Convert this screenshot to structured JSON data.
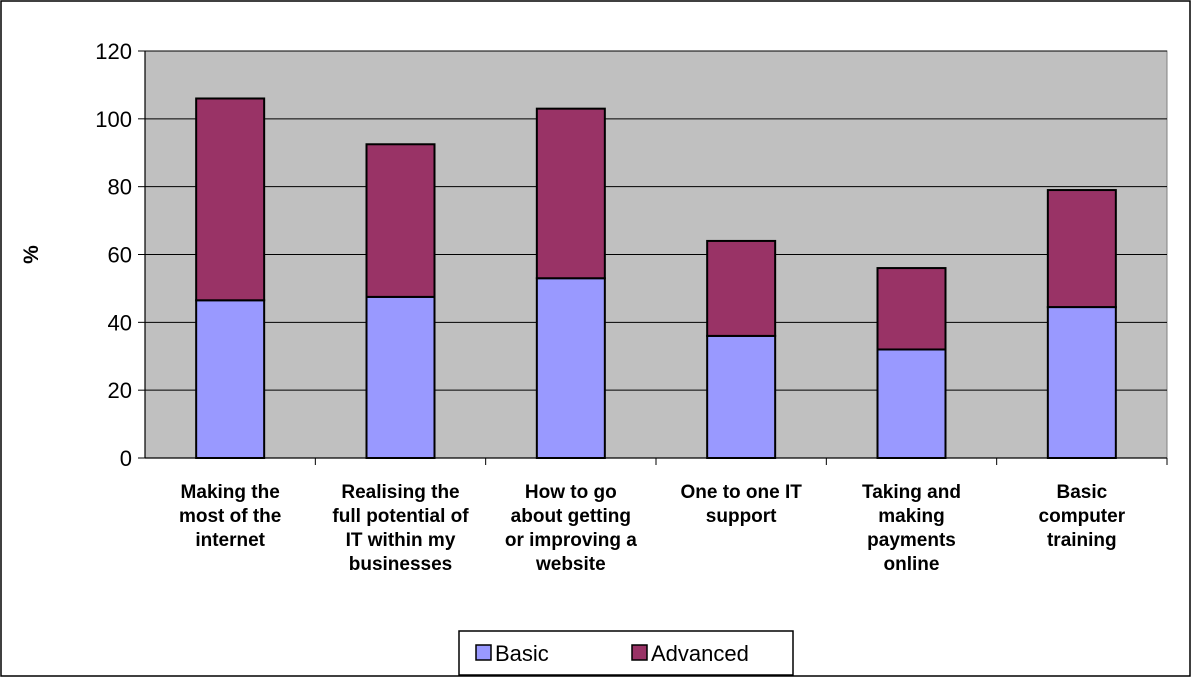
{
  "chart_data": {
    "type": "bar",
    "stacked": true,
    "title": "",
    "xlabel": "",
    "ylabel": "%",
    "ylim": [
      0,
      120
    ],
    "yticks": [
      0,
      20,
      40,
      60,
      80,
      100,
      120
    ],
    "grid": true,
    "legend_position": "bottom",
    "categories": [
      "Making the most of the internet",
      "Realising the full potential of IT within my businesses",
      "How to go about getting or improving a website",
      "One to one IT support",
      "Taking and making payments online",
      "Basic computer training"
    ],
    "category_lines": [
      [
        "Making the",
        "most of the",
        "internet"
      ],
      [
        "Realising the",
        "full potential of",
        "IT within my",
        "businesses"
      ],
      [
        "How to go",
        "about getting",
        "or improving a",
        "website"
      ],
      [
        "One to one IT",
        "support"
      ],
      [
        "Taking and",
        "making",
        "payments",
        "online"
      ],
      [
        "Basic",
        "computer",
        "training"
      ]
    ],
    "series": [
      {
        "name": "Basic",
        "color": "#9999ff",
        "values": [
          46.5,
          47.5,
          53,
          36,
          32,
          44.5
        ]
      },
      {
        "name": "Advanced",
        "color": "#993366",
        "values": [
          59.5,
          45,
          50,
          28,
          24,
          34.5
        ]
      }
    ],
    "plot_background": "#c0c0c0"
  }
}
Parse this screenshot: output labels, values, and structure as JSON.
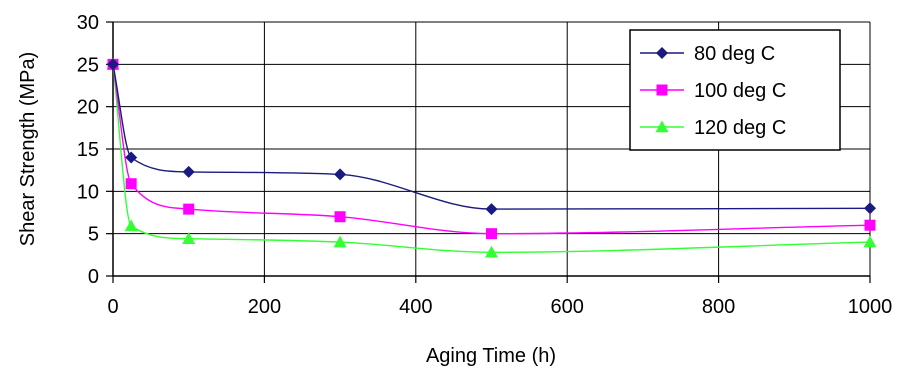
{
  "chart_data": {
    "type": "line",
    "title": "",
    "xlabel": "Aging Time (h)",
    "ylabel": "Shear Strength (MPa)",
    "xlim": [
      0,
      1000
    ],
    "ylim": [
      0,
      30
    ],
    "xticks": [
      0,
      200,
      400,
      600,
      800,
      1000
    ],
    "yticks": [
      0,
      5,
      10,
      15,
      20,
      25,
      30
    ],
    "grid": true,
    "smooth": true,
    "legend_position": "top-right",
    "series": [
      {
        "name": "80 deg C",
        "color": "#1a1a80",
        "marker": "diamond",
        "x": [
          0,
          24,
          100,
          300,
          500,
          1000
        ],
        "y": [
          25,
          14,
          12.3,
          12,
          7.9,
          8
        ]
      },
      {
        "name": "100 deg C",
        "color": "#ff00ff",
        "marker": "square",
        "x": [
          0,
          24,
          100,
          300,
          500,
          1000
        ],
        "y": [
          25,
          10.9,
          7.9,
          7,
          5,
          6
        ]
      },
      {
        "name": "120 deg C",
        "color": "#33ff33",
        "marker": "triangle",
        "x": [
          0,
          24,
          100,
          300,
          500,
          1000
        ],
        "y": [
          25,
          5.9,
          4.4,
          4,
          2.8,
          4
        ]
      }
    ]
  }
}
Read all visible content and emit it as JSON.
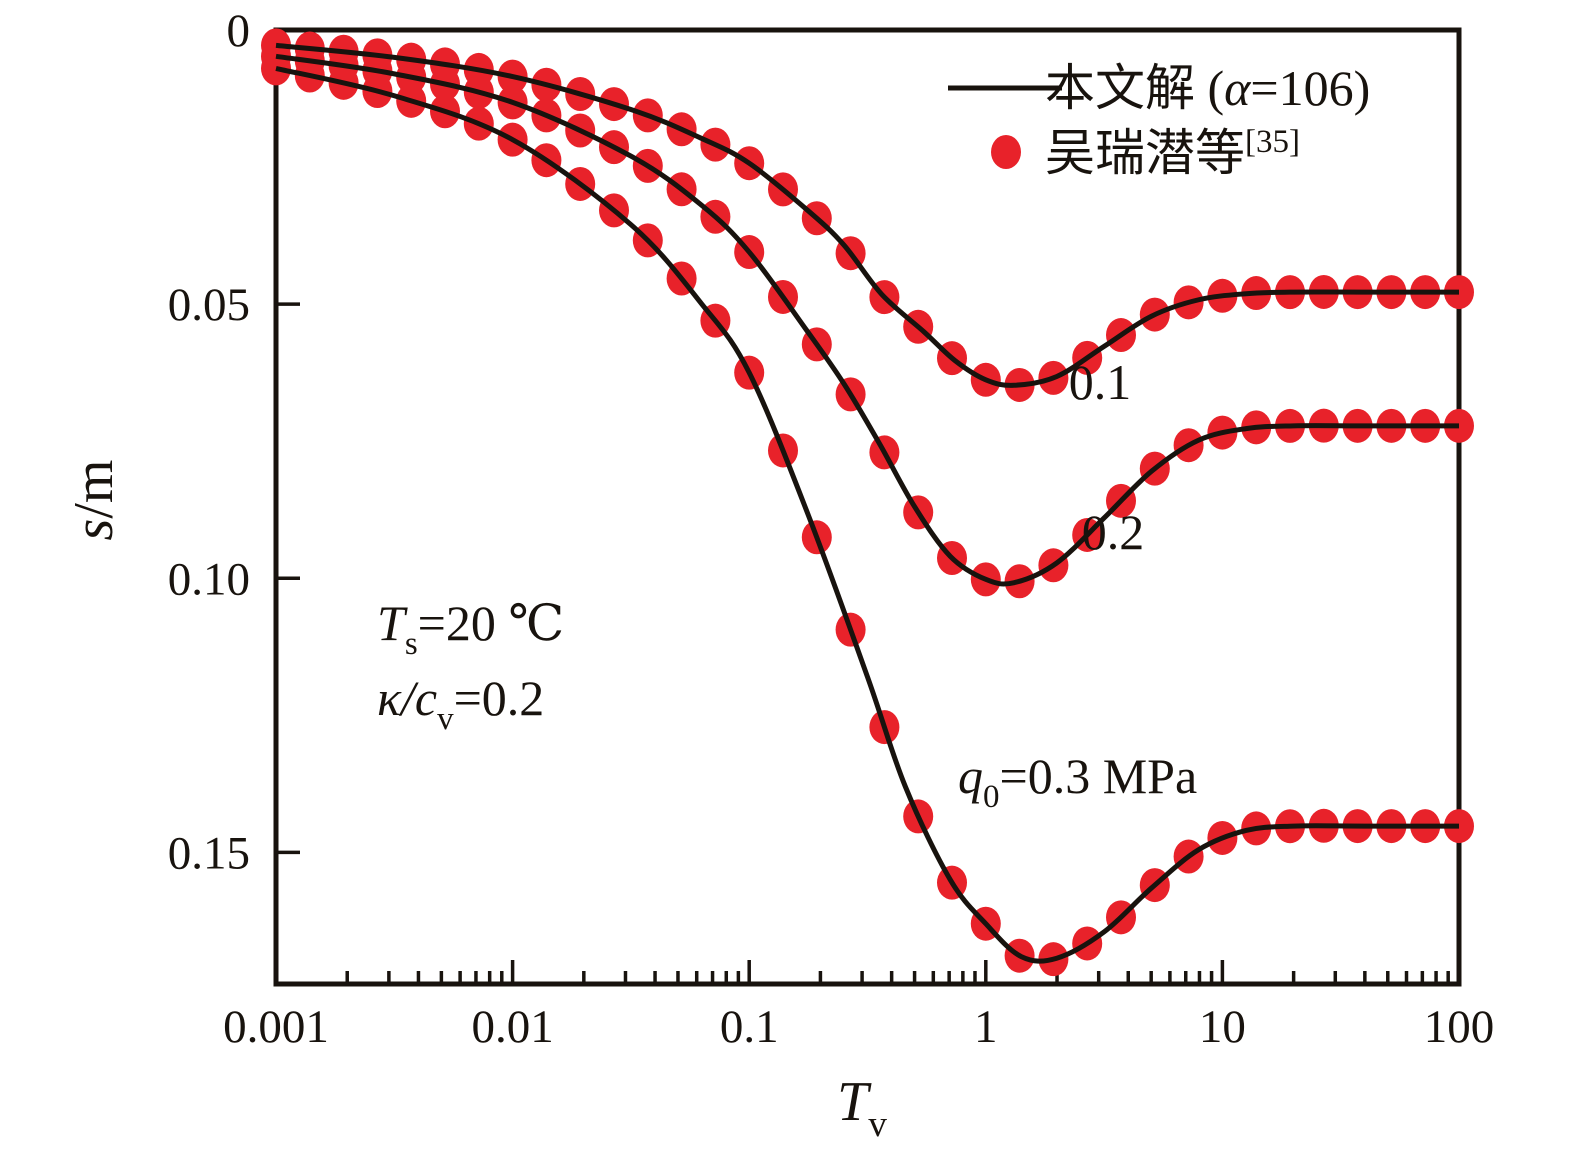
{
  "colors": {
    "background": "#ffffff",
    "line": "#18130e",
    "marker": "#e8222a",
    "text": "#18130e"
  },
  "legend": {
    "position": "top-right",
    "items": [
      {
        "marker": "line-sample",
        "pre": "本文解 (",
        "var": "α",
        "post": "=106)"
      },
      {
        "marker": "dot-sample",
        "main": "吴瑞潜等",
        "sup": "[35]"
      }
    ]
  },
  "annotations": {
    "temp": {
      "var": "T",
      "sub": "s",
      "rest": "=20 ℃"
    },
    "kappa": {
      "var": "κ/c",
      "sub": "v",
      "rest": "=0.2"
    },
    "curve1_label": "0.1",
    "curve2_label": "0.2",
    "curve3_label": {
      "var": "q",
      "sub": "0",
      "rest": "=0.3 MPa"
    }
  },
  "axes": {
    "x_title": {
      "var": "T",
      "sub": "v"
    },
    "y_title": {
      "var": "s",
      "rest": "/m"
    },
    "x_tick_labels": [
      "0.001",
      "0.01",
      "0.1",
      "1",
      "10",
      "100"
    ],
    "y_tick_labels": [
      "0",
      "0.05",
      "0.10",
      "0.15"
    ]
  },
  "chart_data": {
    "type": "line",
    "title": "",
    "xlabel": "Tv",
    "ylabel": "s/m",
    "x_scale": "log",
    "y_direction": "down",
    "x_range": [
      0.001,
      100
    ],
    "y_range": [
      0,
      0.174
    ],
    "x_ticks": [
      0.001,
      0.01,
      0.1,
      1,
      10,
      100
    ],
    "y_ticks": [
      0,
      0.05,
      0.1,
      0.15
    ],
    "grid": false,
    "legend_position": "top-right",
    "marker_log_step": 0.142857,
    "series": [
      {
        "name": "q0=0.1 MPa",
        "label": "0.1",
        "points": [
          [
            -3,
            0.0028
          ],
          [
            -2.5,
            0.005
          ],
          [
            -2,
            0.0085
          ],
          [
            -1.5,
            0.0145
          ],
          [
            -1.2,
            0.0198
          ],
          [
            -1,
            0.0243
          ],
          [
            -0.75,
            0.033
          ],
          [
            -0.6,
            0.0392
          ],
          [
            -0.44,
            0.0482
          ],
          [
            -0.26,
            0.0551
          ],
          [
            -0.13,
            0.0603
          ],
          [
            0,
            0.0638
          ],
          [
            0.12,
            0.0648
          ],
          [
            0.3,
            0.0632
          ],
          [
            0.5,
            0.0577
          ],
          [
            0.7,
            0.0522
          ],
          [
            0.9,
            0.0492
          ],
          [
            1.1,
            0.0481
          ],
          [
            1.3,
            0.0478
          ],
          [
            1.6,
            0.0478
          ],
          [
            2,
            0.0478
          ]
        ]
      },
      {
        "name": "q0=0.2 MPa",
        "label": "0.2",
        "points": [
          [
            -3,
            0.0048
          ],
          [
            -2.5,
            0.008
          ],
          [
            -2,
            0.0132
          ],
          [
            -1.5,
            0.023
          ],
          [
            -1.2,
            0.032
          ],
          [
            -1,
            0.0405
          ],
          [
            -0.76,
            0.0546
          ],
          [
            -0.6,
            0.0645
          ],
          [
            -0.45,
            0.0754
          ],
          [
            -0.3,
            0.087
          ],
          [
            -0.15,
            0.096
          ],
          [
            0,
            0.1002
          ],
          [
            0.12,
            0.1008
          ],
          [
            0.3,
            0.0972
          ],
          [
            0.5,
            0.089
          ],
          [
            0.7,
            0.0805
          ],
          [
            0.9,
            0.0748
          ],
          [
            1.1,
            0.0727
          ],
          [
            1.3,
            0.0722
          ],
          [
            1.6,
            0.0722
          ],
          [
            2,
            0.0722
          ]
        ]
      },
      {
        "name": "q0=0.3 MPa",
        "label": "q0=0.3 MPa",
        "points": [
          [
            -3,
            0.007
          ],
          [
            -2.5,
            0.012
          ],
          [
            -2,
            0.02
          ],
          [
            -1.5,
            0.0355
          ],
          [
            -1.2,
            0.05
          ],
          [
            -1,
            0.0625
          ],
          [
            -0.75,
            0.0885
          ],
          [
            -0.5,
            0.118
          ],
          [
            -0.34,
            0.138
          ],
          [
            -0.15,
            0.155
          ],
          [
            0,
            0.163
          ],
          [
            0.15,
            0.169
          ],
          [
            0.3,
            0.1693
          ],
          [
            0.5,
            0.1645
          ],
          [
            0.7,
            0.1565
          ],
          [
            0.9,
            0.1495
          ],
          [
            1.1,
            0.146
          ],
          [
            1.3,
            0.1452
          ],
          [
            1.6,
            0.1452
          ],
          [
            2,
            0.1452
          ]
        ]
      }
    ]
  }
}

⁂

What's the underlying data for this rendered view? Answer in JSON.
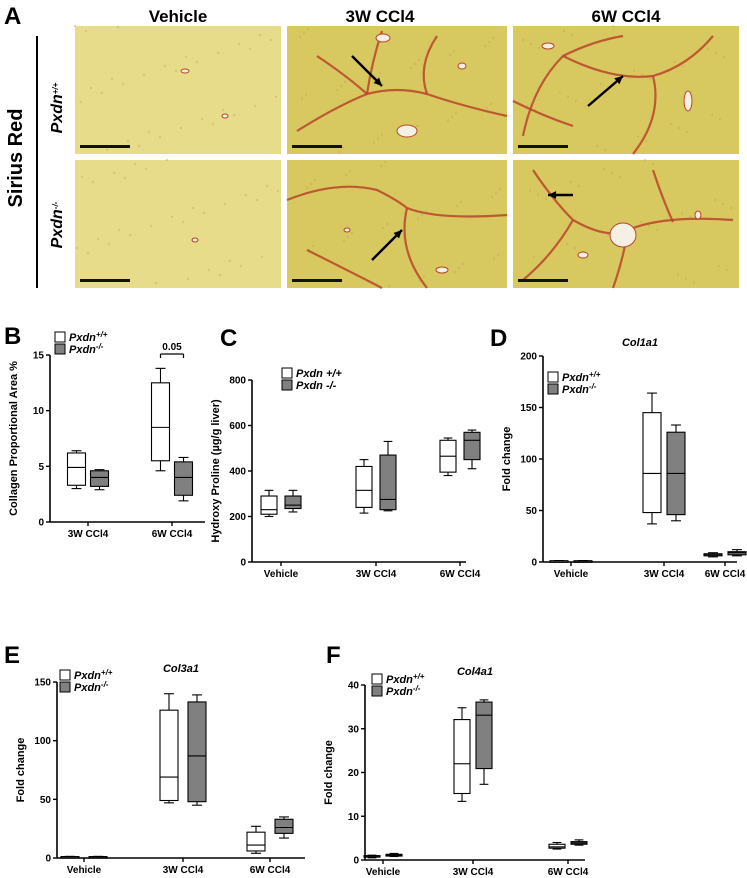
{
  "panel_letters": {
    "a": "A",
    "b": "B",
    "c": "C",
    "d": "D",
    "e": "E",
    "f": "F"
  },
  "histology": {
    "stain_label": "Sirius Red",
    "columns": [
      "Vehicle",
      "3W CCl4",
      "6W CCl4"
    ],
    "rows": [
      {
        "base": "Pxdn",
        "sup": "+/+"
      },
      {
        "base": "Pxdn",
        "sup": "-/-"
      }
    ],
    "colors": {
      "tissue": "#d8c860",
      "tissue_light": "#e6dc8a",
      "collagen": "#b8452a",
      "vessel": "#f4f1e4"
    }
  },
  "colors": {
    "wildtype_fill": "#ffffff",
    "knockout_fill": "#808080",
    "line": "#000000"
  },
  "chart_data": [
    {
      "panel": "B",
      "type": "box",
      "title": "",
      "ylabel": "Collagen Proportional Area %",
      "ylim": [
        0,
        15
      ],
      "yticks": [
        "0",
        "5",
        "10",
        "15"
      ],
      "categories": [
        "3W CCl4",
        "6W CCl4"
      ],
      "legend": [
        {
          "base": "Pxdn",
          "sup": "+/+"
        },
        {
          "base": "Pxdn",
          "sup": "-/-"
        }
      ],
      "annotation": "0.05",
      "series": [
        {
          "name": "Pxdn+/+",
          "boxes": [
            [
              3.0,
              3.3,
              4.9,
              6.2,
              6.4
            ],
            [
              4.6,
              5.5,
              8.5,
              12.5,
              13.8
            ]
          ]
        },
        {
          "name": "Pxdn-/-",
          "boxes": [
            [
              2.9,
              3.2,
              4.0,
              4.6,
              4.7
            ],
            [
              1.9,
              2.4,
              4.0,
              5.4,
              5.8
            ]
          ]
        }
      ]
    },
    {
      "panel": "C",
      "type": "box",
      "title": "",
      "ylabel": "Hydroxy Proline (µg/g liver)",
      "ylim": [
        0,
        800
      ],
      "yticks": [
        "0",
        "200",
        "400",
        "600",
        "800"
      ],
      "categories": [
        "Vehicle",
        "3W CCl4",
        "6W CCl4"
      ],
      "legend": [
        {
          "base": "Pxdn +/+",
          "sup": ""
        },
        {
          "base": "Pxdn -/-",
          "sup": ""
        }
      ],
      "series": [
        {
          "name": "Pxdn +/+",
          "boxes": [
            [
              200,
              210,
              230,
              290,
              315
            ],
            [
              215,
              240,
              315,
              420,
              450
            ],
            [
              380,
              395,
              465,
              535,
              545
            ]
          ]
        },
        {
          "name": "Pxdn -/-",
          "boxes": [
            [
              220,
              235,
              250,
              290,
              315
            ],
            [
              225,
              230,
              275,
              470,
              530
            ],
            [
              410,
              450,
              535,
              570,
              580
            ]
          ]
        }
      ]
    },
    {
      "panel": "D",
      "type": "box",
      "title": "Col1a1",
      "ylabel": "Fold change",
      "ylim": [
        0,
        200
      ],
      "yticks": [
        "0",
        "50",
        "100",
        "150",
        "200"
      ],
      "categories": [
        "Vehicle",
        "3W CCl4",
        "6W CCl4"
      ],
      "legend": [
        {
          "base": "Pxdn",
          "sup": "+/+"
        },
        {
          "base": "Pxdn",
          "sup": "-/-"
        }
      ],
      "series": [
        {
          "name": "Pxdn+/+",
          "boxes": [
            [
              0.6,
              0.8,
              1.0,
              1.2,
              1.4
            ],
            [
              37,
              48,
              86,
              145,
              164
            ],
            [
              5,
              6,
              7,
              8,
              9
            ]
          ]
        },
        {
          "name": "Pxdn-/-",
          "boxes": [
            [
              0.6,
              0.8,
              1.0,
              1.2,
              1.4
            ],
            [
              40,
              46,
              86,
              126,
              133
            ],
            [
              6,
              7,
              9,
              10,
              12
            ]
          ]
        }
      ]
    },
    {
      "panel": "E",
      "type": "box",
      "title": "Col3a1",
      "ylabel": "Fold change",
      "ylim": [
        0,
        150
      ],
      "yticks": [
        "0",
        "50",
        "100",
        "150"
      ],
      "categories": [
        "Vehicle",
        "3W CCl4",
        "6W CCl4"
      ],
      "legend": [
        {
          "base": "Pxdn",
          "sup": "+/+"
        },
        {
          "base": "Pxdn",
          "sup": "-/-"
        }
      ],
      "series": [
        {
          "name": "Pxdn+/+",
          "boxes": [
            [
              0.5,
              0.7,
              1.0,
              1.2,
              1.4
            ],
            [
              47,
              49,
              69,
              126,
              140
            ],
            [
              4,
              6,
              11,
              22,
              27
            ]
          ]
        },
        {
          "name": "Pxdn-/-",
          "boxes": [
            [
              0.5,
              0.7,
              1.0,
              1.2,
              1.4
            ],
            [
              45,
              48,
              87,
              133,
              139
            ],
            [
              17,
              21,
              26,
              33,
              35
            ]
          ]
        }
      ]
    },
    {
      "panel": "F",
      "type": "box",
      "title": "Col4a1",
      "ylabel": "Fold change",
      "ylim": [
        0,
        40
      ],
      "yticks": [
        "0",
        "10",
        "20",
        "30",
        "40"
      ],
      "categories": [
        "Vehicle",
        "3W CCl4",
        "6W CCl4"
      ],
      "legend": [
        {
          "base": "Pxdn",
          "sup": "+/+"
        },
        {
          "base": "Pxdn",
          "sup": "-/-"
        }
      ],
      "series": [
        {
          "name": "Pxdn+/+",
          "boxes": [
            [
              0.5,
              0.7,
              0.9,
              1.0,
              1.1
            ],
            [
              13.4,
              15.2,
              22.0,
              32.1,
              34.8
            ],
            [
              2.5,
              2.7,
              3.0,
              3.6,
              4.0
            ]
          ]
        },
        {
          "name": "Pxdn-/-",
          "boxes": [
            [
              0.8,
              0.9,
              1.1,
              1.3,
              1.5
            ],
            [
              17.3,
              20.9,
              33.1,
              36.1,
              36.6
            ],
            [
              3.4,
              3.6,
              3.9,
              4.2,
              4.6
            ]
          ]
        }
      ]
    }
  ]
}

⁂

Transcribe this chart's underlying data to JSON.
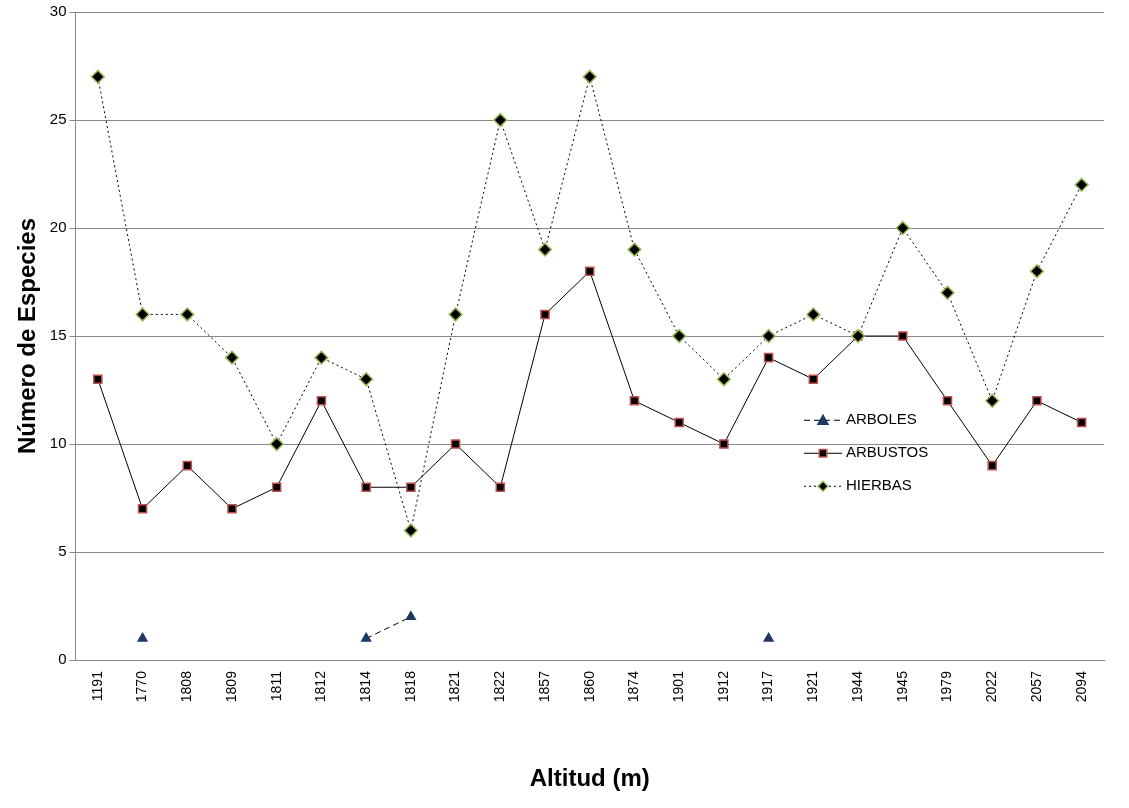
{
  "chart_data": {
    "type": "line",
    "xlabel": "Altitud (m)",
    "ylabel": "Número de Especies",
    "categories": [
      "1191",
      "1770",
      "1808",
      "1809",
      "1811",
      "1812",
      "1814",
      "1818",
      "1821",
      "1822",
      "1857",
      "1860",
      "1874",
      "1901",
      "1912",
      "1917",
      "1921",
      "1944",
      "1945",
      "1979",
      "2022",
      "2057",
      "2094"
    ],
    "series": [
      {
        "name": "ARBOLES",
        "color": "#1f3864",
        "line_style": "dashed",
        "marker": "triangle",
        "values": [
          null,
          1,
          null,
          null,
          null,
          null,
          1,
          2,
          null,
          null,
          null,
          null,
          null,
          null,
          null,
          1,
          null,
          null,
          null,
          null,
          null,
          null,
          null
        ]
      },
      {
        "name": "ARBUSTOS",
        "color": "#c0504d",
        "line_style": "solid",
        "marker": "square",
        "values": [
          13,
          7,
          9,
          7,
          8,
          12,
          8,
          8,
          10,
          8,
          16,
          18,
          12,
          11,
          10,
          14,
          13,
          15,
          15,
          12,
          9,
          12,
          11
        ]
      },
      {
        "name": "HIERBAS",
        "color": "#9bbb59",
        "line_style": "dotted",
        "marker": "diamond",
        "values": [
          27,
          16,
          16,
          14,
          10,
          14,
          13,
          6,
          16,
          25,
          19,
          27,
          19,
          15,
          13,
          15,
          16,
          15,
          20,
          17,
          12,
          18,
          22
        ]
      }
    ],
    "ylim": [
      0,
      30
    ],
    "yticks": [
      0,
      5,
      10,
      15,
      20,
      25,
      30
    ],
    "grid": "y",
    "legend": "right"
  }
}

⁂

[Required task] In the listing above, find the lines holding the word "payments" and copy them.

[Correct answer]
      "Taking and making payments online",
        "payments",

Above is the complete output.